>> Begin Text section
Skip to content

Anonymization

This section demonstrates how to use the Anonymization module in ydata-sdk.

Don't forget to set up your license key

    import os

    os.environ['YDATA_LICENSE_KEY'] = '{add-your-key}'

Example Code

import numpy as np
import pandas as pd

from ydata.dataset import Dataset
from ydata.metadata import Metadata
from ydata.preprocessors.methods.anonymization import AnonymizerConfigurationBuilder, AnonymizerType
from ydata.synthesizers.regular import RegularSynthesizer


def create_dummy_dataset(size: int = 100) -> Dataset:
    df = pd.DataFrame(
        {
            "constant": np.ones(size),
            "low_cardinality": np.random.randint(2, size=size),
            "ascending": np.arange(size),
            "negatives": -1 * np.arange(size),
            "missings": [np.nan] * size,
        }
    )
    df = df.astype(str)
    return Dataset(df)


if __name__ == "__main__":
    dataset = create_dummy_dataset()
    meta = Metadata(dataset)

    """
    The anonymizer supports several configuration to make it easy to use.
    For most cases, the configuration is a dictionary where the keys are the columns in the dataset and the
    values are the anonymizer type to use.

    The anonymizer types are an Enum object which internally is mapped to the proper function to anonymize.

    The anonymizer can be applied to any column but the output data type will be CATEGORICAL/STR.
>> End Text section
>> Begin Extracted material
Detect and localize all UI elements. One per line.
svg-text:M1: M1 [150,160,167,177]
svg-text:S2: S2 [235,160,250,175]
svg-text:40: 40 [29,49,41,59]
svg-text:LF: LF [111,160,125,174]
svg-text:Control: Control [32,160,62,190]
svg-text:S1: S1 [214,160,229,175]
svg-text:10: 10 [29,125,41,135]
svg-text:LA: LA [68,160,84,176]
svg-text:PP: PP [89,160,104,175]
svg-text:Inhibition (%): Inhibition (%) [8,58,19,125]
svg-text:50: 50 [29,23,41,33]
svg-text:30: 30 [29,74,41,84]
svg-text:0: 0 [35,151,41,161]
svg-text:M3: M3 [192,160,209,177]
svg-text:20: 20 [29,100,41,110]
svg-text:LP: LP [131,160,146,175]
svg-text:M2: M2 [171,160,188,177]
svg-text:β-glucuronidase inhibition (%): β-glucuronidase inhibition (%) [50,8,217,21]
>> End Extracted material
>> Begin Extracted material
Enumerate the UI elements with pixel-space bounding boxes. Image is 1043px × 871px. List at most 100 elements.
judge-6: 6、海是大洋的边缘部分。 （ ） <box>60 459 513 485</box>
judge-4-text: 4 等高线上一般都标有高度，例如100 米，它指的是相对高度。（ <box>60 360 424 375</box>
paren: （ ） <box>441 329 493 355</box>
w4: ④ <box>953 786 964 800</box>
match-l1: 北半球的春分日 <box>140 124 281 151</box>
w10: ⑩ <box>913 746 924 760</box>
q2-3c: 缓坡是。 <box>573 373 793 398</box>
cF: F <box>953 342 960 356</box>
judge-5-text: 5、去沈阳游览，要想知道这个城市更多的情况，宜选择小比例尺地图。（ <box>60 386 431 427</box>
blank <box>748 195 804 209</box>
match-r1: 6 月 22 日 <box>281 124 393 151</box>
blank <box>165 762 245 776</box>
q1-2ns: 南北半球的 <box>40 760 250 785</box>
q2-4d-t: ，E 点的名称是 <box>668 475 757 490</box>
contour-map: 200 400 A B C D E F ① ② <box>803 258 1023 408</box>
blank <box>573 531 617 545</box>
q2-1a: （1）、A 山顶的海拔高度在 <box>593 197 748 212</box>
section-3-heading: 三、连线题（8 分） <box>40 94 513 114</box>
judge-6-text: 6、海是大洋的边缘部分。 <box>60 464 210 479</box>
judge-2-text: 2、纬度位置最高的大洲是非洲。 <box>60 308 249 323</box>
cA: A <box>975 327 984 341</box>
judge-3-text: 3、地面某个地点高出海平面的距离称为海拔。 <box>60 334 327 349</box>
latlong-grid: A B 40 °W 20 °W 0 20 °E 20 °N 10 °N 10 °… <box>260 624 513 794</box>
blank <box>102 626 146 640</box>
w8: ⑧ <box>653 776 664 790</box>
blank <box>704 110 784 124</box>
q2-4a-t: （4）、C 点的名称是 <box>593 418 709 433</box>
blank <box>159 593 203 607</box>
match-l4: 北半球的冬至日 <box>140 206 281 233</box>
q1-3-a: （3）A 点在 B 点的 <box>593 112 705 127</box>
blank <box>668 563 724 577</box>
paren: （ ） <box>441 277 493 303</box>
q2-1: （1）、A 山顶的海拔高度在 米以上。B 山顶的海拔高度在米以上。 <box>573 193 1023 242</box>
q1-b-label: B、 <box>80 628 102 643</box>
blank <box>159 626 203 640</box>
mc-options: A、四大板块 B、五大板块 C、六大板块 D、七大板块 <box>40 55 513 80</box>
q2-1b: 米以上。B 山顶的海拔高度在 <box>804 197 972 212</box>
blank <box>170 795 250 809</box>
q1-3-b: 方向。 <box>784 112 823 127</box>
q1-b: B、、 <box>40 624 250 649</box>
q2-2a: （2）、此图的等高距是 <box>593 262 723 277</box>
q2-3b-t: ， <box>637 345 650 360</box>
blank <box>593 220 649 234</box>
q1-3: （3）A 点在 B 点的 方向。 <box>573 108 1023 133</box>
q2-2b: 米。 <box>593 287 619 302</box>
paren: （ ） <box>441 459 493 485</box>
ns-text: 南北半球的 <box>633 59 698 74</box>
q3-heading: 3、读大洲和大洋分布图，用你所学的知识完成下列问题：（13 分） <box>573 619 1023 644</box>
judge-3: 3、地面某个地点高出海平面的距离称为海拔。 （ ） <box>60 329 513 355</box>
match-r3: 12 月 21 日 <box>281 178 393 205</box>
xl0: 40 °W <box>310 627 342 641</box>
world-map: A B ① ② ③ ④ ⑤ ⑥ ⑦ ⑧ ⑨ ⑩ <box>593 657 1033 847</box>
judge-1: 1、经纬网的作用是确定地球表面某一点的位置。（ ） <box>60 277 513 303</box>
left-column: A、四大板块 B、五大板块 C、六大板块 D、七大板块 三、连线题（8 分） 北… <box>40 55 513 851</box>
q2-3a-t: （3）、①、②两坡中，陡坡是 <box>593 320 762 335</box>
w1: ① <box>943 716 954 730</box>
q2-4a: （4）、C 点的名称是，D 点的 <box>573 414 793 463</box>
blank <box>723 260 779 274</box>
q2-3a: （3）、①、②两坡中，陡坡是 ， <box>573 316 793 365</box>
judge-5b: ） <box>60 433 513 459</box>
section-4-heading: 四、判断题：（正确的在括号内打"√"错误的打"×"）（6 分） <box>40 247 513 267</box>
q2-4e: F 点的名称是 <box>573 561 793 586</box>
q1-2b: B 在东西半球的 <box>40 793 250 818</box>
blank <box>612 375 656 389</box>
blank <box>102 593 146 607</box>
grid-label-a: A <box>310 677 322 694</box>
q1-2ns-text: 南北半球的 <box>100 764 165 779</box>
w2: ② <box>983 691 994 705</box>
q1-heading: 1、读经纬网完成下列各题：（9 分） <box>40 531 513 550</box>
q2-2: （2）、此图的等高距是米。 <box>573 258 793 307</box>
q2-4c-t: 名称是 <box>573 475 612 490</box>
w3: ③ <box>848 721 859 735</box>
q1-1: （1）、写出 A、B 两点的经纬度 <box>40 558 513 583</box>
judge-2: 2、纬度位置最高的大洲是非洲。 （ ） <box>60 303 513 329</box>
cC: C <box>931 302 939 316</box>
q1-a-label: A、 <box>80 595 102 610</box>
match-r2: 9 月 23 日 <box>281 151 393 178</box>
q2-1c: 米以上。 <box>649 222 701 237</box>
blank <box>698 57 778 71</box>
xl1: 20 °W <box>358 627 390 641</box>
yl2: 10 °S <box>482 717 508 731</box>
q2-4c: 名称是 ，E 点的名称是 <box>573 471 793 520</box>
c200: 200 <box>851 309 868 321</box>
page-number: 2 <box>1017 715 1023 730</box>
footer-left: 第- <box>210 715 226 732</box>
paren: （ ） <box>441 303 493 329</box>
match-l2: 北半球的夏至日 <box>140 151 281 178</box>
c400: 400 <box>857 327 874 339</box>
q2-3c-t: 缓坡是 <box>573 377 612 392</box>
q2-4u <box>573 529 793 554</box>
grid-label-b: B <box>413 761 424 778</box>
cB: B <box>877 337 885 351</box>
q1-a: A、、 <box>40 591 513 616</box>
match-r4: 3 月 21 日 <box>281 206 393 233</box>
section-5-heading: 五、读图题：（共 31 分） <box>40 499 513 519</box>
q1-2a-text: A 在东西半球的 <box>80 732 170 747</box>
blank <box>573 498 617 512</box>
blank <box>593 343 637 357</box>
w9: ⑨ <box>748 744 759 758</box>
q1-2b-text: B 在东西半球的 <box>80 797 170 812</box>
>> End Extracted material
### Stated problem 1
From the anonymization section above, reproduce the passage that begins at the words "The anonymizer supports" and stops after the words "type to use.".
### Stated problem 2
Answer these questions from the anonymization section above:
(a) Which environment variable holds the license key?
(b) What is the default value of the size parameter in create_dummy_dataset?
(c) What output data type does the anonymizer produce for any column it is applied to?

### Task output 1
The anonymizer supports several configuration to make it easy to use.
    For most cases, the configuration is a dictionary where the keys are the columns in the dataset and the
    values are the anonymizer type to use.

### Task output 2
(a) YDATA_LICENSE_KEY
(b) 100
(c) CATEGORICAL/STR